◆ **Do this**: Rewrite the items from the line with "text-segment: 即在 (66, 546, 87, 557)" to the line with "numerator: 2 (105, 509, 112, 521)", swapping "text-segment" for "text-span" and leaving everything else the same.

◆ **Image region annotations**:
========
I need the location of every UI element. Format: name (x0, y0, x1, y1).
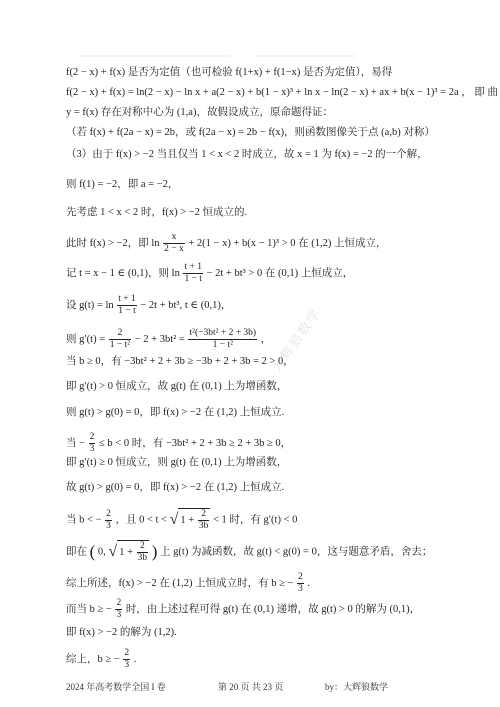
text-segment: 即在 (66, 546, 87, 557)
formula-line: 而当 b ≥ − 23 时，由上述过程可得 g(t) 在 (0,1) 递增，故 … (66, 598, 420, 621)
text-segment: ， (261, 334, 272, 345)
numerator: t + 1 (117, 294, 137, 306)
denominator: 2 − x (163, 244, 185, 255)
radical-icon: √ (170, 511, 179, 528)
text-line: f(2 − x) + f(x) 是否为定值（也可检验 f(1+x) + f(1−… (66, 66, 392, 80)
text-segment: 设 g(t) = ln (66, 300, 114, 311)
text-line: y = f(x) 存在对称中心为 (1,a)，故假设成立，原命题得证： (66, 106, 333, 120)
text-segment: 记 t = x − 1 ∈ (0,1)，则 ln (66, 268, 180, 279)
text-segment: 综上，b ≥ − (66, 654, 120, 665)
numerator: 2 (105, 509, 112, 521)
fraction: 23 (297, 572, 304, 595)
text-segment: . (134, 654, 137, 665)
numerator: t²(−3bt² + 2 + 3b) (188, 328, 257, 340)
text-segment: 0, (98, 546, 106, 557)
text-line: （若 f(x) + f(2a − x) = 2b，或 f(2a − x) = 2… (66, 126, 435, 140)
footer-page-number: 第 20 页 共 23 页 (218, 680, 283, 693)
denominator: 3 (89, 444, 96, 455)
text-line: f(2 − x) + f(x) = ln(2 − x) − ln x + a(2… (66, 86, 500, 100)
footer-left: 2024 年高考数学全国 I 卷 (66, 680, 166, 693)
numerator: 2 (137, 541, 149, 553)
fraction: t + 11 − t (117, 294, 137, 317)
formula-line: 设 g(t) = ln t + 11 − t − 2t + bt³, t ∈ (… (66, 294, 231, 317)
denominator: 3 (105, 521, 112, 532)
text-segment: 而当 b ≥ − (66, 604, 112, 615)
text-segment: 此时 f(x) > −2，即 ln (66, 238, 160, 249)
text-segment: 当 b < − (66, 514, 101, 525)
text-segment: − 2t + bt³, t ∈ (0,1)， (140, 300, 231, 311)
numerator: 2 (115, 598, 122, 610)
ghost-line (80, 55, 230, 57)
text-line: 当 b ≥ 0，有 −3bt² + 2 + 3b ≥ −3b + 2 + 3b … (66, 355, 294, 369)
denominator: 1 − t² (109, 340, 131, 351)
denominator: 1 − t² (188, 340, 257, 351)
fraction: 23 (89, 432, 96, 455)
text-segment: ，且 0 < t < (115, 514, 167, 525)
numerator: 2 (109, 328, 131, 340)
denominator: 3 (115, 610, 122, 621)
text-segment: 1 + (119, 547, 133, 558)
text-segment: − 2 + 3bt² = (135, 334, 185, 345)
text-line: 则 g(t) > g(0) = 0，即 f(x) > −2 在 (1,2) 上恒… (66, 406, 284, 420)
fraction: 23 (115, 598, 122, 621)
ghost-line (255, 55, 355, 57)
formula-line: 此时 f(x) > −2，即 ln x2 − x + 2(1 − x) + b(… (66, 232, 387, 255)
fraction: t + 11 − t (183, 262, 203, 285)
numerator: x (163, 232, 185, 244)
paren-close: ) (152, 542, 158, 561)
text-segment: 则 g′(t) = (66, 334, 105, 345)
numerator: 2 (297, 572, 304, 584)
text-segment: . (307, 578, 310, 589)
denominator: 1 − t (117, 306, 137, 317)
radical-icon: √ (108, 543, 117, 560)
text-segment: 1 + (180, 515, 194, 526)
denominator: 3b (198, 521, 210, 532)
numerator: 2 (198, 509, 210, 521)
text-segment: < 1 时，有 g′(t) < 0 (213, 514, 297, 525)
text-line: 即 g′(t) ≥ 0 恒成立，则 g(t) 在 (0,1) 上为增函数， (66, 456, 287, 470)
text-segment: + 2(1 − x) + b(x − 1)³ > 0 在 (1,2) 上恒成立， (188, 238, 386, 249)
formula-line: 则 g′(t) = 21 − t² − 2 + 3bt² = t²(−3bt² … (66, 328, 271, 351)
text-line: 故 g(t) > g(0) = 0，即 f(x) > −2 在 (1,2) 上恒… (66, 481, 284, 495)
text-line: 则 f(1) = −2，即 a = −2， (66, 178, 178, 192)
numerator: t + 1 (183, 262, 203, 274)
fraction: x2 − x (163, 232, 185, 255)
formula-line: 即在 ( 0, √1 + 23b ) 上 g(t) 为减函数，故 g(t) < … (66, 540, 432, 564)
formula-line: 综上，b ≥ − 23 . (66, 648, 136, 671)
paren-open: ( (90, 542, 96, 561)
fraction: 23b (198, 509, 210, 532)
fraction: 23 (123, 648, 130, 671)
text-segment: 上 g(t) 为减函数，故 g(t) < g(0) = 0，这与题意矛盾，舍去； (160, 546, 432, 557)
numerator: 2 (89, 432, 96, 444)
text-line: （3）由于 f(x) > −2 当且仅当 1 < x < 2 时成立，故 x =… (66, 148, 428, 162)
square-root: 1 + 23b (117, 540, 149, 564)
fraction: 21 − t² (109, 328, 131, 351)
text-segment: 时，由上述过程可得 g(t) 在 (0,1) 递增，故 g(t) > 0 的解为… (126, 604, 420, 615)
fraction: 23b (137, 541, 149, 564)
text-line: 即 g′(t) > 0 恒成立，故 g(t) 在 (0,1) 上为增函数， (66, 380, 287, 394)
formula-line: 当 b < − 23 ，且 0 < t < √1 + 23b < 1 时，有 g… (66, 508, 297, 532)
text-line: 即 f(x) > −2 的解为 (1,2). (66, 626, 177, 640)
formula-line: 记 t = x − 1 ∈ (0,1)，则 ln t + 11 − t − 2t… (66, 262, 353, 285)
square-root: 1 + 23b (178, 508, 210, 532)
formula-line: 综上所述，f(x) > −2 在 (1,2) 上恒成立时，有 b ≥ − 23 … (66, 572, 310, 595)
fraction: 23 (105, 509, 112, 532)
text-segment: ≤ b < 0 时，有 −3bt² + 2 + 3b ≥ 2 + 3b ≥ 0， (99, 438, 291, 449)
denominator: 3 (123, 660, 130, 671)
text-line: 先考虑 1 < x < 2 时，f(x) > −2 恒成立的. (66, 206, 247, 220)
text-segment: 当 − (66, 438, 85, 449)
fraction: t²(−3bt² + 2 + 3b)1 − t² (188, 328, 257, 351)
denominator: 3 (297, 584, 304, 595)
text-segment: 综上所述，f(x) > −2 在 (1,2) 上恒成立时，有 b ≥ − (66, 578, 293, 589)
formula-line: 当 − 23 ≤ b < 0 时，有 −3bt² + 2 + 3b ≥ 2 + … (66, 432, 291, 455)
denominator: 3b (137, 553, 149, 564)
denominator: 1 − t (183, 274, 203, 285)
footer-author: by：大辉狼数学 (325, 680, 388, 693)
text-segment: − 2t + bt³ > 0 在 (0,1) 上恒成立， (207, 268, 354, 279)
numerator: 2 (123, 648, 130, 660)
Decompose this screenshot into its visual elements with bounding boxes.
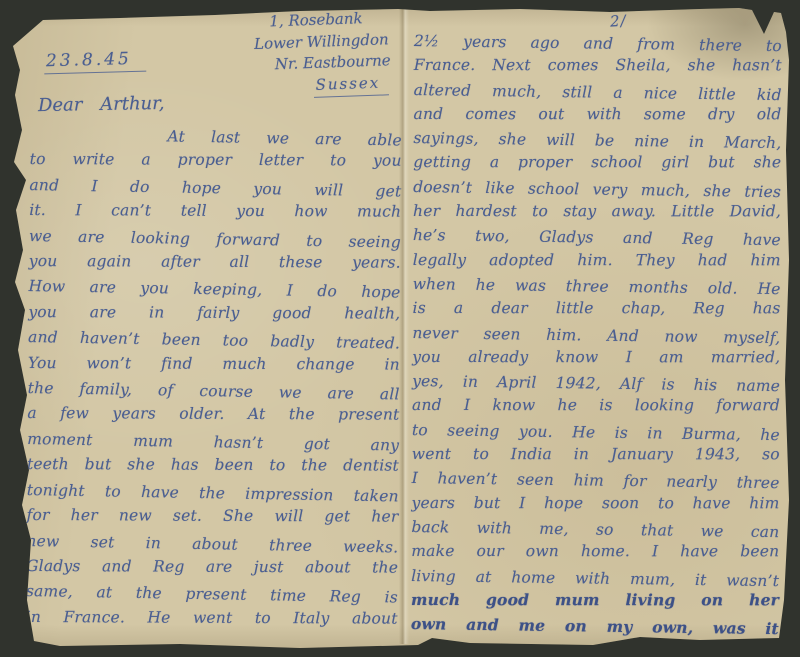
========
◆ **Answer for the task**:
text-span: 即在 (66, 546, 87, 557)
formula-line: 而当 b ≥ − 23 时，由上述过程可得 g(t) 在 (0,1) 递增，故 … (66, 598, 420, 621)
text-span: ， (261, 334, 272, 345)
numerator: t + 1 (117, 294, 137, 306)
denominator: 2 − x (163, 244, 185, 255)
radical-icon: √ (170, 511, 179, 528)
text-line: f(2 − x) + f(x) 是否为定值（也可检验 f(1+x) + f(1−… (66, 66, 392, 80)
text-span: 设 g(t) = ln (66, 300, 114, 311)
text-line: y = f(x) 存在对称中心为 (1,a)，故假设成立，原命题得证： (66, 106, 333, 120)
text-span: 记 t = x − 1 ∈ (0,1)，则 ln (66, 268, 180, 279)
text-span: 综上，b ≥ − (66, 654, 120, 665)
numerator: 2 (105, 509, 112, 521)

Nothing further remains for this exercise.